• **Exercise details**
Any pictures in the records below should be skipped; write out everything else exactly.

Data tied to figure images
## BEGIN

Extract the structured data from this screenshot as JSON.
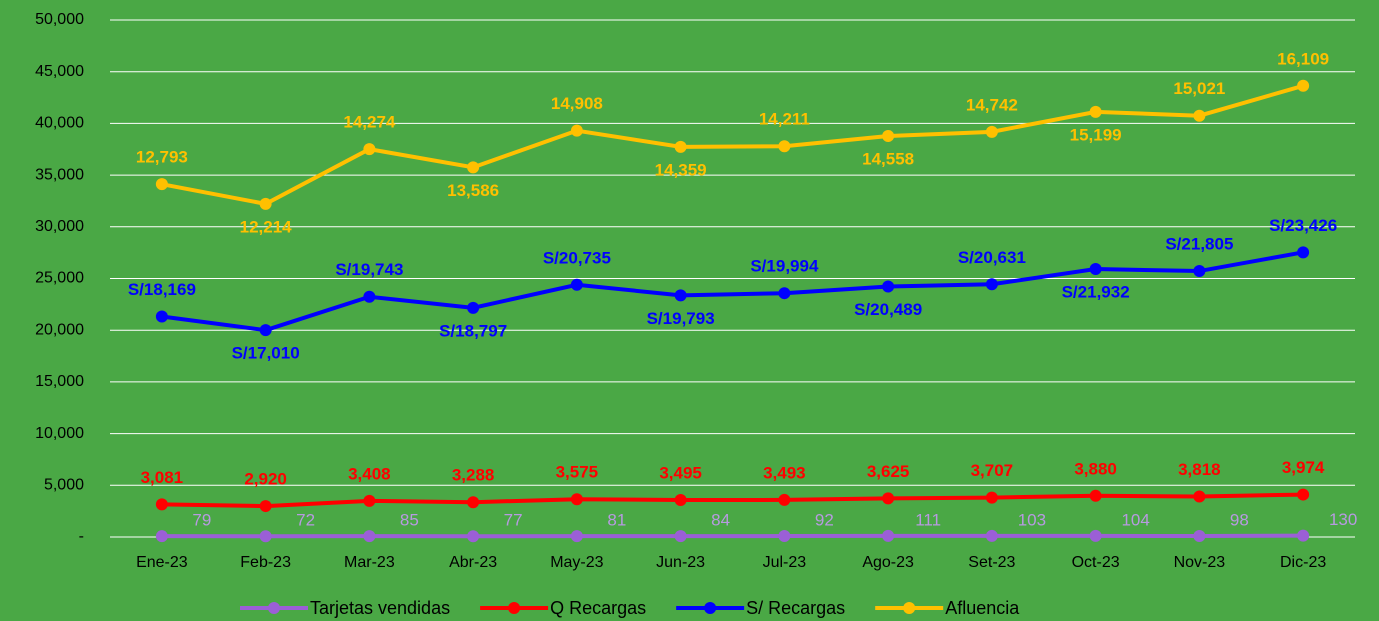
{
  "chart_data": {
    "type": "line",
    "stacked": true,
    "categories": [
      "Ene-23",
      "Feb-23",
      "Mar-23",
      "Abr-23",
      "May-23",
      "Jun-23",
      "Jul-23",
      "Ago-23",
      "Set-23",
      "Oct-23",
      "Nov-23",
      "Dic-23"
    ],
    "ylim": [
      0,
      50000
    ],
    "yticks": [
      {
        "value": 0,
        "label": "-"
      },
      {
        "value": 5000,
        "label": "5,000"
      },
      {
        "value": 10000,
        "label": "10,000"
      },
      {
        "value": 15000,
        "label": "15,000"
      },
      {
        "value": 20000,
        "label": "20,000"
      },
      {
        "value": 25000,
        "label": "25,000"
      },
      {
        "value": 30000,
        "label": "30,000"
      },
      {
        "value": 35000,
        "label": "35,000"
      },
      {
        "value": 40000,
        "label": "40,000"
      },
      {
        "value": 45000,
        "label": "45,000"
      },
      {
        "value": 50000,
        "label": "50,000"
      }
    ],
    "grid": true,
    "legend": "bottom",
    "series": [
      {
        "name": "Tarjetas vendidas",
        "color": "#9b5fd6",
        "label_color": "#b79ae0",
        "values": [
          79,
          72,
          85,
          77,
          81,
          84,
          92,
          111,
          103,
          104,
          98,
          130
        ]
      },
      {
        "name": "Q Recargas",
        "color": "#ff0000",
        "values": [
          3081,
          2920,
          3408,
          3288,
          3575,
          3495,
          3493,
          3625,
          3707,
          3880,
          3818,
          3974
        ],
        "value_labels": [
          "3,081",
          "2,920",
          "3,408",
          "3,288",
          "3,575",
          "3,495",
          "3,493",
          "3,625",
          "3,707",
          "3,880",
          "3,818",
          "3,974"
        ]
      },
      {
        "name": "S/ Recargas",
        "color": "#0000ff",
        "values": [
          18169,
          17010,
          19743,
          18797,
          20735,
          19793,
          19994,
          20489,
          20631,
          21932,
          21805,
          23426
        ],
        "value_labels": [
          "S/18,169",
          "S/17,010",
          "S/19,743",
          "S/18,797",
          "S/20,735",
          "S/19,793",
          "S/19,994",
          "S/20,489",
          "S/20,631",
          "S/21,932",
          "S/21,805",
          "S/23,426"
        ]
      },
      {
        "name": "Afluencia",
        "color": "#ffc000",
        "values": [
          12793,
          12214,
          14274,
          13586,
          14908,
          14359,
          14211,
          14558,
          14742,
          15199,
          15021,
          16109
        ],
        "value_labels": [
          "12,793",
          "12,214",
          "14,274",
          "13,586",
          "14,908",
          "14,359",
          "14,211",
          "14,558",
          "14,742",
          "15,199",
          "15,021",
          "16,109"
        ]
      }
    ]
  }
}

## END

• **Reply**
Extract the structured data from this screenshot as JSON.
{
  "chart_data": {
    "type": "line",
    "stacked": true,
    "categories": [
      "Ene-23",
      "Feb-23",
      "Mar-23",
      "Abr-23",
      "May-23",
      "Jun-23",
      "Jul-23",
      "Ago-23",
      "Set-23",
      "Oct-23",
      "Nov-23",
      "Dic-23"
    ],
    "ylim": [
      0,
      50000
    ],
    "yticks": [
      {
        "value": 0,
        "label": "-"
      },
      {
        "value": 5000,
        "label": "5,000"
      },
      {
        "value": 10000,
        "label": "10,000"
      },
      {
        "value": 15000,
        "label": "15,000"
      },
      {
        "value": 20000,
        "label": "20,000"
      },
      {
        "value": 25000,
        "label": "25,000"
      },
      {
        "value": 30000,
        "label": "30,000"
      },
      {
        "value": 35000,
        "label": "35,000"
      },
      {
        "value": 40000,
        "label": "40,000"
      },
      {
        "value": 45000,
        "label": "45,000"
      },
      {
        "value": 50000,
        "label": "50,000"
      }
    ],
    "grid": true,
    "legend": "bottom",
    "series": [
      {
        "name": "Tarjetas vendidas",
        "color": "#9b5fd6",
        "label_color": "#b79ae0",
        "values": [
          79,
          72,
          85,
          77,
          81,
          84,
          92,
          111,
          103,
          104,
          98,
          130
        ]
      },
      {
        "name": "Q Recargas",
        "color": "#ff0000",
        "values": [
          3081,
          2920,
          3408,
          3288,
          3575,
          3495,
          3493,
          3625,
          3707,
          3880,
          3818,
          3974
        ],
        "value_labels": [
          "3,081",
          "2,920",
          "3,408",
          "3,288",
          "3,575",
          "3,495",
          "3,493",
          "3,625",
          "3,707",
          "3,880",
          "3,818",
          "3,974"
        ]
      },
      {
        "name": "S/ Recargas",
        "color": "#0000ff",
        "values": [
          18169,
          17010,
          19743,
          18797,
          20735,
          19793,
          19994,
          20489,
          20631,
          21932,
          21805,
          23426
        ],
        "value_labels": [
          "S/18,169",
          "S/17,010",
          "S/19,743",
          "S/18,797",
          "S/20,735",
          "S/19,793",
          "S/19,994",
          "S/20,489",
          "S/20,631",
          "S/21,932",
          "S/21,805",
          "S/23,426"
        ]
      },
      {
        "name": "Afluencia",
        "color": "#ffc000",
        "values": [
          12793,
          12214,
          14274,
          13586,
          14908,
          14359,
          14211,
          14558,
          14742,
          15199,
          15021,
          16109
        ],
        "value_labels": [
          "12,793",
          "12,214",
          "14,274",
          "13,586",
          "14,908",
          "14,359",
          "14,211",
          "14,558",
          "14,742",
          "15,199",
          "15,021",
          "16,109"
        ]
      }
    ]
  }
}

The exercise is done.